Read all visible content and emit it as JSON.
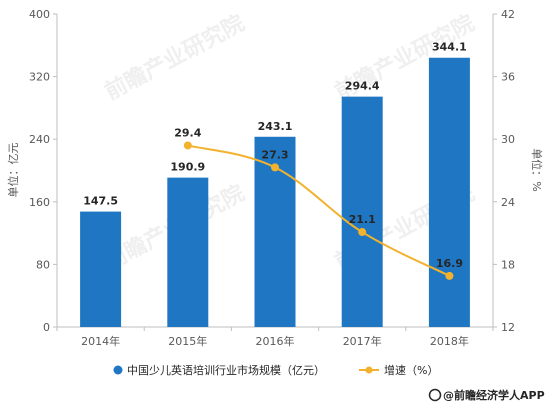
{
  "chart_data": {
    "type": "bar",
    "categories": [
      "2014年",
      "2015年",
      "2016年",
      "2017年",
      "2018年"
    ],
    "series": [
      {
        "name": "中国少儿英语培训行业市场规模（亿元）",
        "type": "bar",
        "axis": "left",
        "color": "#1f77c4",
        "values": [
          147.5,
          190.9,
          243.1,
          294.4,
          344.1
        ],
        "labels": [
          "147.5",
          "190.9",
          "243.1",
          "294.4",
          "344.1"
        ]
      },
      {
        "name": "增速（%）",
        "type": "line",
        "axis": "right",
        "color": "#f2b22d",
        "values": [
          null,
          29.4,
          27.3,
          21.1,
          16.9
        ],
        "labels": [
          "",
          "29.4",
          "27.3",
          "21.1",
          "16.9"
        ]
      }
    ],
    "ylabel": "单位：亿元",
    "ylabel_right": "单位：%",
    "ylim": [
      0,
      400
    ],
    "yticks": [
      "0",
      "80",
      "160",
      "240",
      "320",
      "400"
    ],
    "ylim_right": [
      12,
      42
    ],
    "yticks_right": [
      "12",
      "18",
      "24",
      "30",
      "36",
      "42"
    ],
    "grid": false,
    "legend": "bottom"
  },
  "footer": {
    "source": "@前瞻经济学人APP"
  }
}
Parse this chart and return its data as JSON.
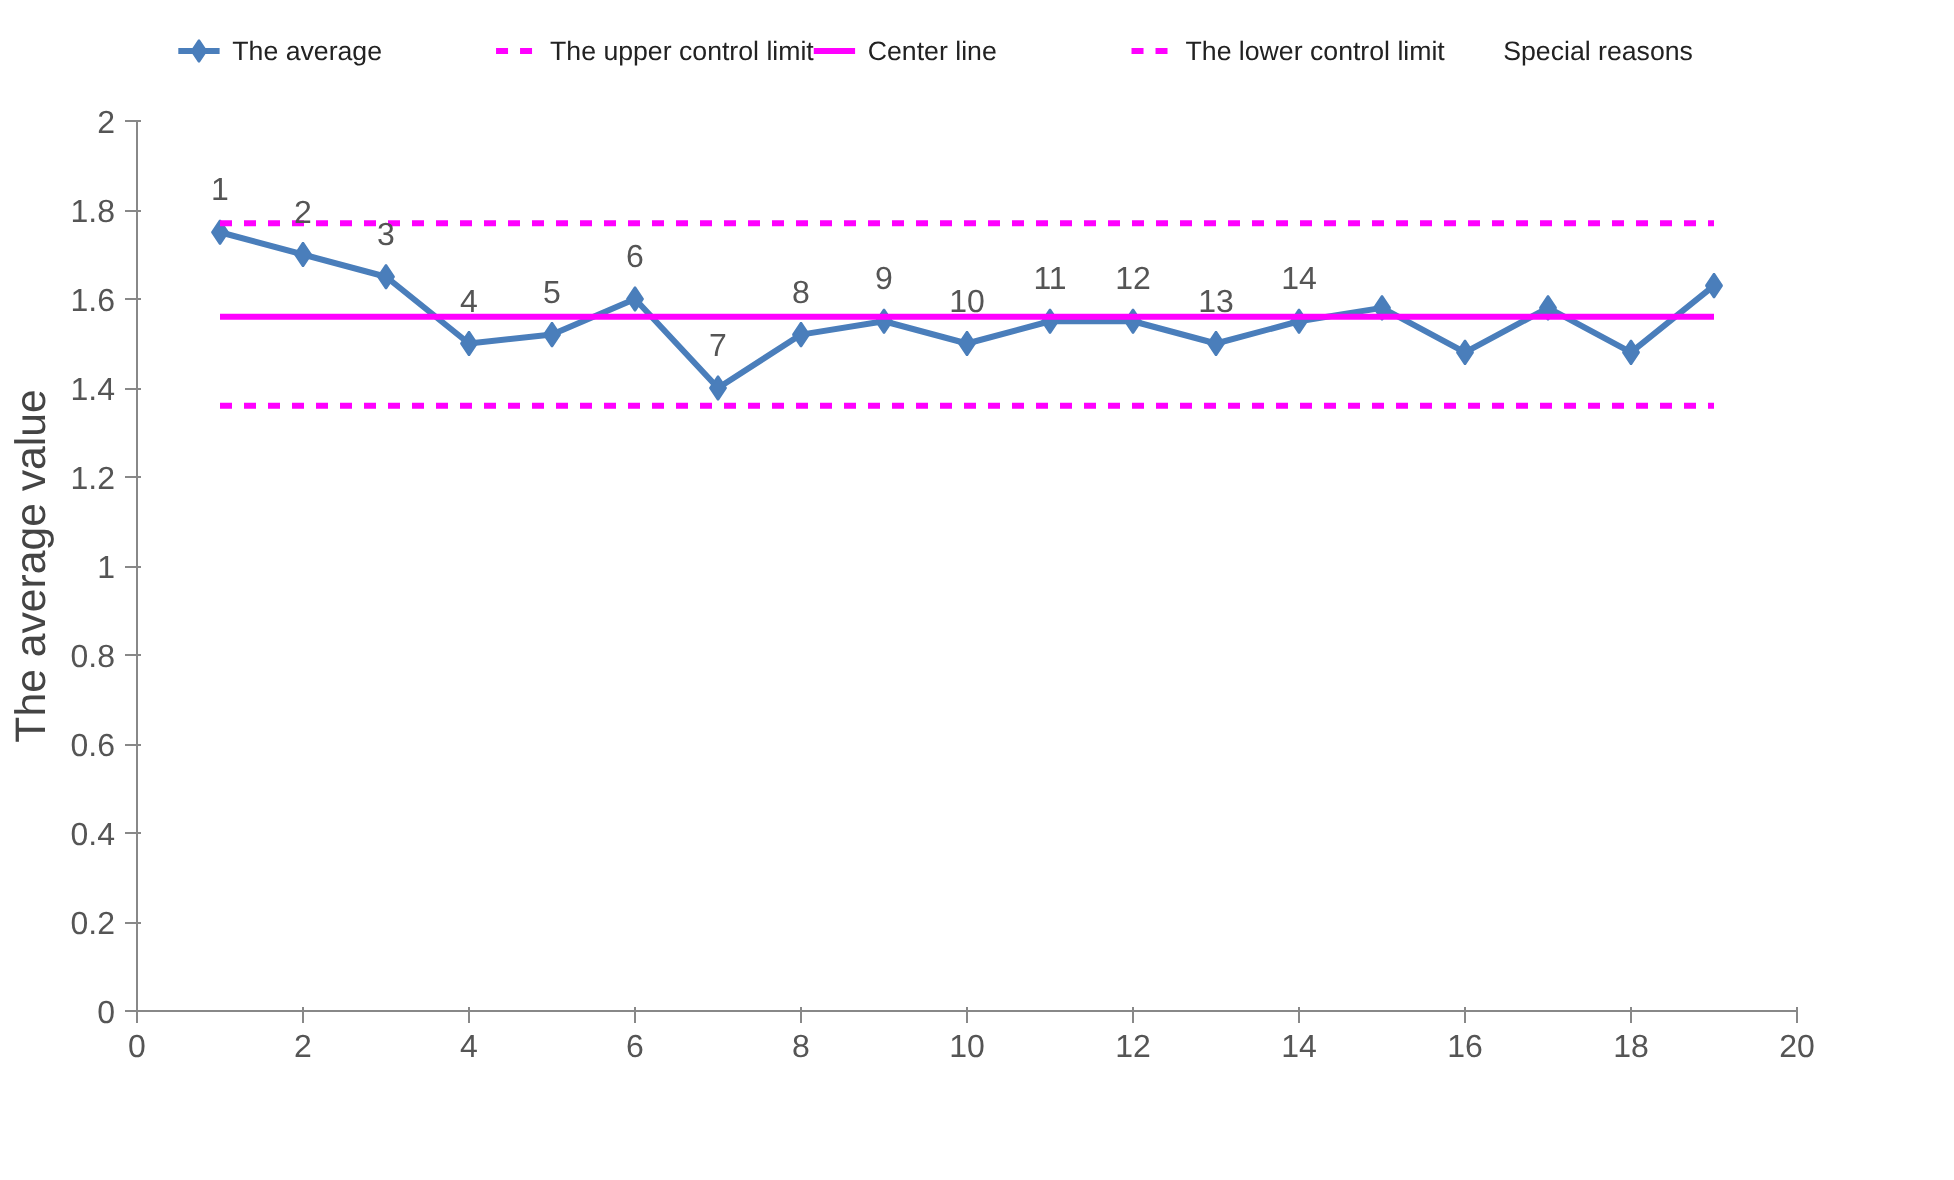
{
  "chart_data": {
    "type": "line",
    "ylabel": "The average value",
    "x": [
      1,
      2,
      3,
      4,
      5,
      6,
      7,
      8,
      9,
      10,
      11,
      12,
      13,
      14,
      15,
      16,
      17,
      18,
      19
    ],
    "series": [
      {
        "name": "The average",
        "color": "#4a7ebb",
        "values": [
          1.75,
          1.7,
          1.65,
          1.5,
          1.52,
          1.6,
          1.4,
          1.52,
          1.55,
          1.5,
          1.55,
          1.55,
          1.5,
          1.55,
          1.58,
          1.48,
          1.58,
          1.48,
          1.63
        ]
      }
    ],
    "ref_lines": [
      {
        "axis": "y",
        "value": 1.77,
        "label": "The upper control limit",
        "color": "#ff00ff",
        "line_style": "dashed"
      },
      {
        "axis": "y",
        "value": 1.56,
        "label": "Center line",
        "color": "#ff00ff",
        "line_style": "solid"
      },
      {
        "axis": "y",
        "value": 1.36,
        "label": "The lower control limit",
        "color": "#ff00ff",
        "line_style": "dashed"
      }
    ],
    "annotations": [
      "Special reasons",
      {
        "text": "1",
        "x": 1,
        "y": 1.75
      },
      {
        "text": "2",
        "x": 2,
        "y": 1.7
      },
      {
        "text": "3",
        "x": 3,
        "y": 1.65
      },
      {
        "text": "4",
        "x": 4,
        "y": 1.5
      },
      {
        "text": "5",
        "x": 5,
        "y": 1.52
      },
      {
        "text": "6",
        "x": 6,
        "y": 1.6
      },
      {
        "text": "7",
        "x": 7,
        "y": 1.4
      },
      {
        "text": "8",
        "x": 8,
        "y": 1.52
      },
      {
        "text": "9",
        "x": 9,
        "y": 1.55
      },
      {
        "text": "10",
        "x": 10,
        "y": 1.5
      },
      {
        "text": "11",
        "x": 11,
        "y": 1.55
      },
      {
        "text": "12",
        "x": 12,
        "y": 1.55
      },
      {
        "text": "13",
        "x": 13,
        "y": 1.5
      },
      {
        "text": "14",
        "x": 14,
        "y": 1.55
      }
    ],
    "xlim": [
      0,
      20
    ],
    "xticks": [
      0,
      2,
      4,
      6,
      8,
      10,
      12,
      14,
      16,
      18,
      20
    ],
    "ylim": [
      0,
      2
    ],
    "yticks": [
      0,
      0.2,
      0.4,
      0.6,
      0.8,
      1,
      1.2,
      1.4,
      1.6,
      1.8,
      2
    ],
    "grid": false,
    "legend": "top",
    "marker": "diamond",
    "line_style": "solid"
  }
}
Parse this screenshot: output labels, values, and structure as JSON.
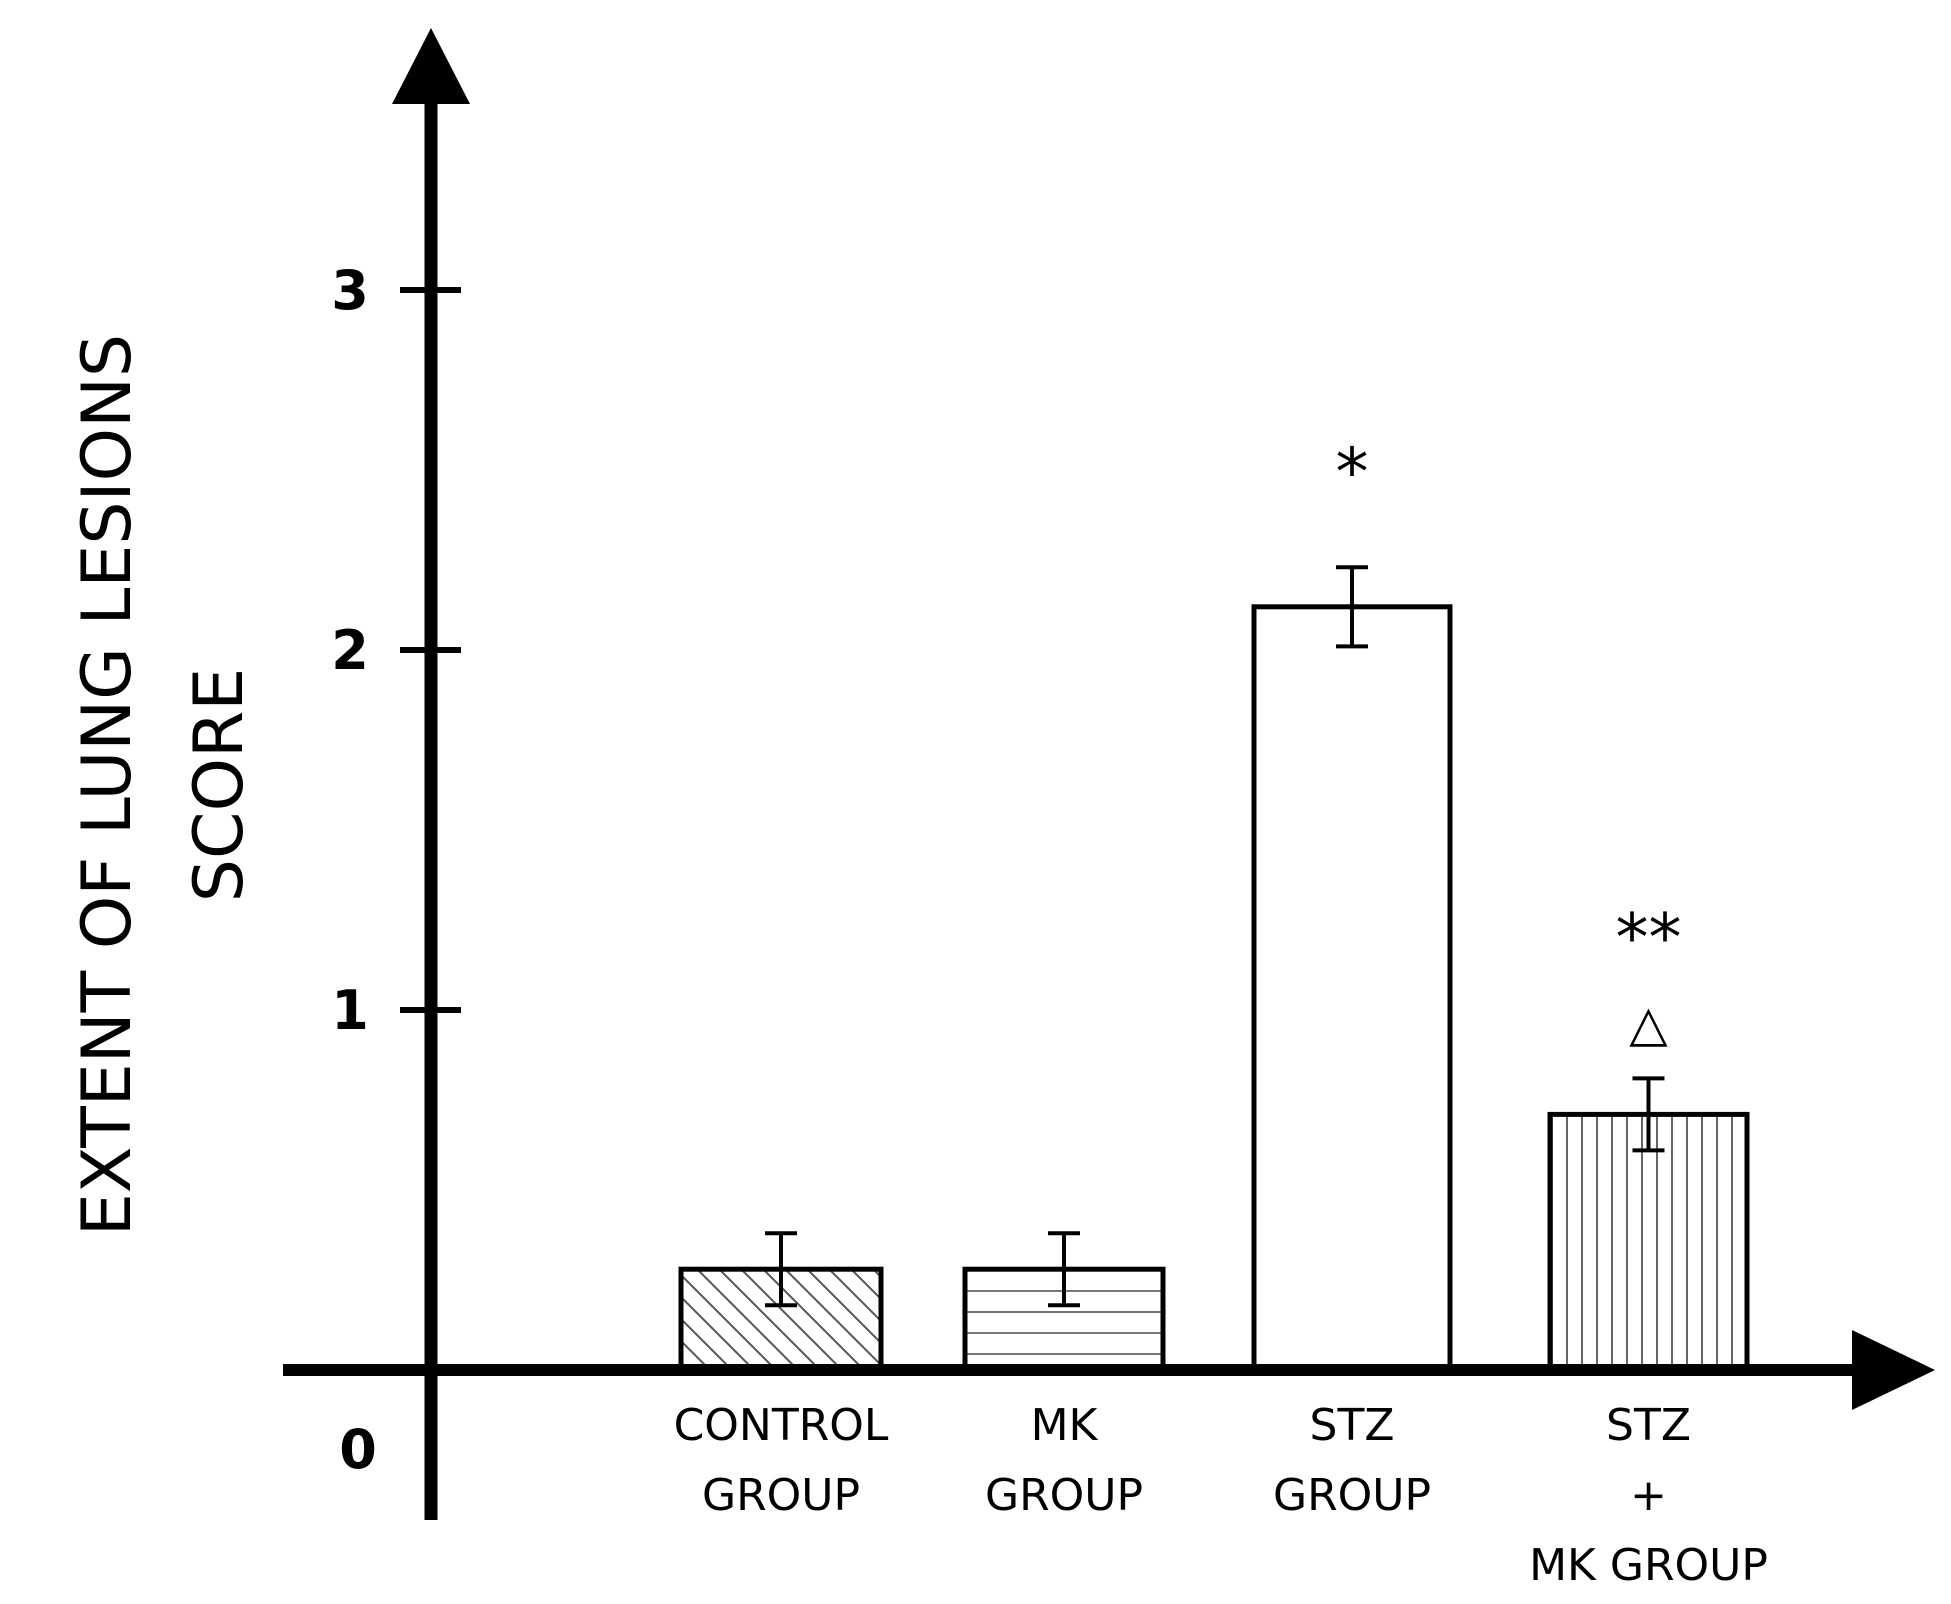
{
  "chart_data": {
    "type": "bar",
    "title": "",
    "xlabel": "",
    "ylabel": [
      "EXTENT OF LUNG LESIONS",
      "SCORE"
    ],
    "ylim": [
      0,
      3.8
    ],
    "yticks": [
      1,
      2,
      3
    ],
    "zero_label": "0",
    "grid": false,
    "categories": [
      [
        "CONTROL",
        "GROUP"
      ],
      [
        "MK",
        "GROUP"
      ],
      [
        "STZ",
        "GROUP"
      ],
      [
        "STZ",
        "+",
        "MK GROUP"
      ]
    ],
    "values": [
      0.28,
      0.28,
      2.12,
      0.71
    ],
    "errors": [
      0.1,
      0.1,
      0.11,
      0.1
    ],
    "patterns": [
      "diagonal",
      "horizontal",
      "none",
      "vertical"
    ],
    "annotations": [
      {
        "category_index": 2,
        "lines": [
          "*"
        ]
      },
      {
        "category_index": 3,
        "lines": [
          "**",
          "△"
        ]
      }
    ]
  }
}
**********
### What needs to be done
Pull out all lines from the listing that contain the string "average".

### Problem solution
    "ylabel": "The average value",
        "name": "The average",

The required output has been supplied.